• _What is being asked_
Copy every line of the listing exactly.

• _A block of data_
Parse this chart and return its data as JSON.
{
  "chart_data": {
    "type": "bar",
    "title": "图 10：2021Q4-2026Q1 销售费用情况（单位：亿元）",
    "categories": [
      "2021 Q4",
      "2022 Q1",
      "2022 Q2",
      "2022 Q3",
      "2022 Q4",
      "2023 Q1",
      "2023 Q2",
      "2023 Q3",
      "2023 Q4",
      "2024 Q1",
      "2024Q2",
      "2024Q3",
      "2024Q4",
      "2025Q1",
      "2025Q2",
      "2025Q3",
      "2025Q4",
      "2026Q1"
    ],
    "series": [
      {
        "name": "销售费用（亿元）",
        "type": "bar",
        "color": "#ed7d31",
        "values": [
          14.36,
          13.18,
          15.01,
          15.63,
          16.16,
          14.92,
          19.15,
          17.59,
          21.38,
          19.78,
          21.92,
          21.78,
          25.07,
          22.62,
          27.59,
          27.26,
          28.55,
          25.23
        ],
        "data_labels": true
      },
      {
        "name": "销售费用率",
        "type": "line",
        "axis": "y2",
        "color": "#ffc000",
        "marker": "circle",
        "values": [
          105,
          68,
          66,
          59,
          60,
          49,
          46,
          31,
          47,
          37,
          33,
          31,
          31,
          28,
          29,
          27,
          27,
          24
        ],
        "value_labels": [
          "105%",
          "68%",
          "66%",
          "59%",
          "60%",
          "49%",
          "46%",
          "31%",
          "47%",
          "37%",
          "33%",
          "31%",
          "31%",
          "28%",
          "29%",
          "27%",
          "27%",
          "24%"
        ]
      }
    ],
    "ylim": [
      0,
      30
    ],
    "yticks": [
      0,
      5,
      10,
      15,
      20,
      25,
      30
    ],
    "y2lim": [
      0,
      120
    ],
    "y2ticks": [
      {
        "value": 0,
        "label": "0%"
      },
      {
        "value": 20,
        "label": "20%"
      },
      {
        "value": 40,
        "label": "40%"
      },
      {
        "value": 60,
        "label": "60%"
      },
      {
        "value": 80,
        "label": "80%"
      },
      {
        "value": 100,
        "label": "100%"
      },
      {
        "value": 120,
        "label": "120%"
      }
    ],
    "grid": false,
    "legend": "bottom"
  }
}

• _Complete output_
Parse this chart and return its data as JSON.
{
  "chart_data": {
    "type": "bar",
    "title": "图 10：2021Q4-2026Q1 销售费用情况（单位：亿元）",
    "categories": [
      "2021 Q4",
      "2022 Q1",
      "2022 Q2",
      "2022 Q3",
      "2022 Q4",
      "2023 Q1",
      "2023 Q2",
      "2023 Q3",
      "2023 Q4",
      "2024 Q1",
      "2024Q2",
      "2024Q3",
      "2024Q4",
      "2025Q1",
      "2025Q2",
      "2025Q3",
      "2025Q4",
      "2026Q1"
    ],
    "series": [
      {
        "name": "销售费用（亿元）",
        "type": "bar",
        "color": "#ed7d31",
        "values": [
          14.36,
          13.18,
          15.01,
          15.63,
          16.16,
          14.92,
          19.15,
          17.59,
          21.38,
          19.78,
          21.92,
          21.78,
          25.07,
          22.62,
          27.59,
          27.26,
          28.55,
          25.23
        ],
        "data_labels": true
      },
      {
        "name": "销售费用率",
        "type": "line",
        "axis": "y2",
        "color": "#ffc000",
        "marker": "circle",
        "values": [
          105,
          68,
          66,
          59,
          60,
          49,
          46,
          31,
          47,
          37,
          33,
          31,
          31,
          28,
          29,
          27,
          27,
          24
        ],
        "value_labels": [
          "105%",
          "68%",
          "66%",
          "59%",
          "60%",
          "49%",
          "46%",
          "31%",
          "47%",
          "37%",
          "33%",
          "31%",
          "31%",
          "28%",
          "29%",
          "27%",
          "27%",
          "24%"
        ]
      }
    ],
    "ylim": [
      0,
      30
    ],
    "yticks": [
      0,
      5,
      10,
      15,
      20,
      25,
      30
    ],
    "y2lim": [
      0,
      120
    ],
    "y2ticks": [
      {
        "value": 0,
        "label": "0%"
      },
      {
        "value": 20,
        "label": "20%"
      },
      {
        "value": 40,
        "label": "40%"
      },
      {
        "value": 60,
        "label": "60%"
      },
      {
        "value": 80,
        "label": "80%"
      },
      {
        "value": 100,
        "label": "100%"
      },
      {
        "value": 120,
        "label": "120%"
      }
    ],
    "grid": false,
    "legend": "bottom"
  }
}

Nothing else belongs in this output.